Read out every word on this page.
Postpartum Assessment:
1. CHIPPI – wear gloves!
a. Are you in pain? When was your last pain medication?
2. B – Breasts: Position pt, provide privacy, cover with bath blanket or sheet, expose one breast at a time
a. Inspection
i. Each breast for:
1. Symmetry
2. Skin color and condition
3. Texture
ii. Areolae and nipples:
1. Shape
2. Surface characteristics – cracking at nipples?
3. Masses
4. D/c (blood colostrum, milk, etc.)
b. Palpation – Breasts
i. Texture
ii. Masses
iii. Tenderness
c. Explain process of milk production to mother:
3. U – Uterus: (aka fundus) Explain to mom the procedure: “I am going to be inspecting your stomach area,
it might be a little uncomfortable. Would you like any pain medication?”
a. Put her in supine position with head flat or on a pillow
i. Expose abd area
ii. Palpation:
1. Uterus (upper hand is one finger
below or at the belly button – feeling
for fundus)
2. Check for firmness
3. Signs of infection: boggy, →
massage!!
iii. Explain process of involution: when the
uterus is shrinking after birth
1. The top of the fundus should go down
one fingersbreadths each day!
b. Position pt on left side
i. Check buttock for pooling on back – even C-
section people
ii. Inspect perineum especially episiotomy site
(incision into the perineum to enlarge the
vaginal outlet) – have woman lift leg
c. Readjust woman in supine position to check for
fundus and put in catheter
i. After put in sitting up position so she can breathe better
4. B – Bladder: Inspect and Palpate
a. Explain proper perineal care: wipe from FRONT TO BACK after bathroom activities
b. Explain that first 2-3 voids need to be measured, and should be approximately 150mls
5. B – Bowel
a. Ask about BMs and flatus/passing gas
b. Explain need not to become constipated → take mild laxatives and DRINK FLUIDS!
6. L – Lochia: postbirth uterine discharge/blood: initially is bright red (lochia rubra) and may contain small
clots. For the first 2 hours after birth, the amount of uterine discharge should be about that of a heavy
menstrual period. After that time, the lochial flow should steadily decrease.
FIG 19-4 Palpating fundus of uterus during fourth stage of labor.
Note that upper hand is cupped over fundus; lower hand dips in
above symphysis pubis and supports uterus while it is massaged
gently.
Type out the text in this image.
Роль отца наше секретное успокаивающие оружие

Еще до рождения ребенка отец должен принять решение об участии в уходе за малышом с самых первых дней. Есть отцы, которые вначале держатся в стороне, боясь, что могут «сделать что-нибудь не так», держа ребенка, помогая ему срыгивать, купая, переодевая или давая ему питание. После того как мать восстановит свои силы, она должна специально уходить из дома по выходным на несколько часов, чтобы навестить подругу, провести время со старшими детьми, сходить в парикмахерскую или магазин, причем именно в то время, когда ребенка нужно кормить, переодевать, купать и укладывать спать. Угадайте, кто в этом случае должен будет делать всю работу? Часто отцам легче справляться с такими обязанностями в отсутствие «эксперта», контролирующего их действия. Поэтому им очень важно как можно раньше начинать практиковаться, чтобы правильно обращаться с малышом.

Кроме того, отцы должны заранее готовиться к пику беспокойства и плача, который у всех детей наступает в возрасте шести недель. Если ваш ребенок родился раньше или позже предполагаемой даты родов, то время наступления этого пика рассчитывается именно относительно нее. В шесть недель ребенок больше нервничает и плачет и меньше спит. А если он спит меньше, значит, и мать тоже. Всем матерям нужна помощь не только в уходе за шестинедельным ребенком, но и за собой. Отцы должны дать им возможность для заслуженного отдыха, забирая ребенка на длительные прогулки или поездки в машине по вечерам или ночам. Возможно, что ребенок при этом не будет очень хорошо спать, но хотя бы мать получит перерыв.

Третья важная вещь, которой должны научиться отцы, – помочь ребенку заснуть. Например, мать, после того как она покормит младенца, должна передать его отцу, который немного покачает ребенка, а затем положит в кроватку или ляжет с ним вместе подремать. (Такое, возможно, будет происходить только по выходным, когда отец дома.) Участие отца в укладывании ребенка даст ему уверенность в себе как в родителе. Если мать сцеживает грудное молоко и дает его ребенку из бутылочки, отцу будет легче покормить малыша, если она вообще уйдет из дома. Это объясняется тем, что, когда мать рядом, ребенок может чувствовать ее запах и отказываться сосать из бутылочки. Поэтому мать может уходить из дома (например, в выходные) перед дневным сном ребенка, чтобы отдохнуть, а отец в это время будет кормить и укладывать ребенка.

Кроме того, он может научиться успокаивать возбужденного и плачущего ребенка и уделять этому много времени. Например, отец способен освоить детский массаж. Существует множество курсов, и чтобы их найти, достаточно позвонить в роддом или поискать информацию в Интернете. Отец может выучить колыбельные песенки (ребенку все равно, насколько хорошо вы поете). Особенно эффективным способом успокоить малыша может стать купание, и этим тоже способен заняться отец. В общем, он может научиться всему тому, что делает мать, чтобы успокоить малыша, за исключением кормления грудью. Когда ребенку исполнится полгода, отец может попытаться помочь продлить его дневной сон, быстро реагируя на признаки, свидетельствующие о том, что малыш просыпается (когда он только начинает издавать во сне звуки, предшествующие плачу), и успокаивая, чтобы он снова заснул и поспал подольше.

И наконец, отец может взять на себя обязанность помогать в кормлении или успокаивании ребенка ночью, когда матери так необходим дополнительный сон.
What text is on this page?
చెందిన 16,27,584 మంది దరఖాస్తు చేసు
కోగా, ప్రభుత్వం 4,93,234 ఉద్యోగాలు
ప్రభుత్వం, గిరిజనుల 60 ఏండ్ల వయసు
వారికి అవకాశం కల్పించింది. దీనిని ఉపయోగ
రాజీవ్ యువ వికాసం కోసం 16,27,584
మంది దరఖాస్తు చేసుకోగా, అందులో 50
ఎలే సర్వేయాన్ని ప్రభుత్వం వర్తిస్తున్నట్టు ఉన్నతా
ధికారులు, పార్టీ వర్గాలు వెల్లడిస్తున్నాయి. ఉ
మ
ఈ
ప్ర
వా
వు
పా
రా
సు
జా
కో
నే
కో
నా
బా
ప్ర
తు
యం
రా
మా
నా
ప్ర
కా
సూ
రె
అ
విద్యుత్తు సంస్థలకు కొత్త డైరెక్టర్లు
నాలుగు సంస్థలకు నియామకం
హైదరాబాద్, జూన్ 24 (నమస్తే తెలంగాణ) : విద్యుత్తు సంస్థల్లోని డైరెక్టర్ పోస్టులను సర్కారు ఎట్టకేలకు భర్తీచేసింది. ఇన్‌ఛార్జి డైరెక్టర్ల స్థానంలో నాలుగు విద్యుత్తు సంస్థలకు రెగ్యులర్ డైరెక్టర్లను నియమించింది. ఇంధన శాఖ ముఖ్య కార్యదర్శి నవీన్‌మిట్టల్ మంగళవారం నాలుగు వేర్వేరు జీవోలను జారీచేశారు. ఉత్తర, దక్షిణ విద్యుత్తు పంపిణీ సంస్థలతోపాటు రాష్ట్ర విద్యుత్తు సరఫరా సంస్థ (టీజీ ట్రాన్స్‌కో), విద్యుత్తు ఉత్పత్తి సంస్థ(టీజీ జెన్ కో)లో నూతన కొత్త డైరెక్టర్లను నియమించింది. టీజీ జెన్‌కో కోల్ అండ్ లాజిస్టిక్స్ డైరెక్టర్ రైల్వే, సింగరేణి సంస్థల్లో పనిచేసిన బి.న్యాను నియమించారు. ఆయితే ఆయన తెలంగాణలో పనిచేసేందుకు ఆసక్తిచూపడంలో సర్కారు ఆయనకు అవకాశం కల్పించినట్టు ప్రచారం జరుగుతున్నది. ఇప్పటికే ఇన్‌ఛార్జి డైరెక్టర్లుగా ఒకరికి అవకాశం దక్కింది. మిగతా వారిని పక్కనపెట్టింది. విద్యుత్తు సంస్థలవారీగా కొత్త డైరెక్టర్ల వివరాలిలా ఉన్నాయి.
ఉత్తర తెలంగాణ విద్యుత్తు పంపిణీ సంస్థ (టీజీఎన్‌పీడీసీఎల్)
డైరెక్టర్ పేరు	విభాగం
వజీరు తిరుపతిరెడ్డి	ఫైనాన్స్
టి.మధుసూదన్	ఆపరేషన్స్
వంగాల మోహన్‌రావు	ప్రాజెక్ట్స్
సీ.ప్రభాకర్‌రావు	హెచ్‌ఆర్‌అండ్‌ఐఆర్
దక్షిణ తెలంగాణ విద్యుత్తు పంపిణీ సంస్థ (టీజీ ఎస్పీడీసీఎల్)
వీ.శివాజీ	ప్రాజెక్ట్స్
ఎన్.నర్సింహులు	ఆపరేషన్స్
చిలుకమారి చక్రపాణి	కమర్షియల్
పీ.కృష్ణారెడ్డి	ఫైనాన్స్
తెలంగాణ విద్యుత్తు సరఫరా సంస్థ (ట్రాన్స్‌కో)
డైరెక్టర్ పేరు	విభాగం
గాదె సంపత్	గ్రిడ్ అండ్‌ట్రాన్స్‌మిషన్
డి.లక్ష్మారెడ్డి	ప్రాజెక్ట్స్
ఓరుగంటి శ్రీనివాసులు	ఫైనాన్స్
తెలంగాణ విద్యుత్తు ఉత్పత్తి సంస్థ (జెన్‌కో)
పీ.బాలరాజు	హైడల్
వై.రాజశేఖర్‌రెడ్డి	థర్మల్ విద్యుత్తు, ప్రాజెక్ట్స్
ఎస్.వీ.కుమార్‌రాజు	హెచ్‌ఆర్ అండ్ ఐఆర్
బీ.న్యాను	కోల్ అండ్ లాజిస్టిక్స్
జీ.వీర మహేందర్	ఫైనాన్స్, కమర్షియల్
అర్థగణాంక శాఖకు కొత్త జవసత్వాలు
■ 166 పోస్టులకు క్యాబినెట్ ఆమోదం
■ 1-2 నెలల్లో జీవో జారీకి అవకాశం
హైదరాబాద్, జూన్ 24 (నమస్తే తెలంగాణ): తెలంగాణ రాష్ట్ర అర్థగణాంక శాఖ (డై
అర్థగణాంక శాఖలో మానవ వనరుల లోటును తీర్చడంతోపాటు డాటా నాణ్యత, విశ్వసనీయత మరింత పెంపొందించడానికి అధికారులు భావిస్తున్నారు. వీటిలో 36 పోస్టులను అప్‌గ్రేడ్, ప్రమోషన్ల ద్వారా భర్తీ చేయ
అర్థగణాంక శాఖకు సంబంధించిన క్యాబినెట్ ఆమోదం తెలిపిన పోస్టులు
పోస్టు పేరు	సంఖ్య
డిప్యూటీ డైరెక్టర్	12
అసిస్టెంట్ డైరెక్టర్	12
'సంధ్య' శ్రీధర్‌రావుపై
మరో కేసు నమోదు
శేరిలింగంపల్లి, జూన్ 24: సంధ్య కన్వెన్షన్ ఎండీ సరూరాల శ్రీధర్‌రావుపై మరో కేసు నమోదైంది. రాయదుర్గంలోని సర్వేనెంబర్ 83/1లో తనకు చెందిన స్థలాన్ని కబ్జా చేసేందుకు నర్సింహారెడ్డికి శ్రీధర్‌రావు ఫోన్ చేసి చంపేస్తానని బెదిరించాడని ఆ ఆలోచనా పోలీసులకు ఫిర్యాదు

## The problem
Respond with the number of lines containing "milk" and no additional words.

## Written answer
2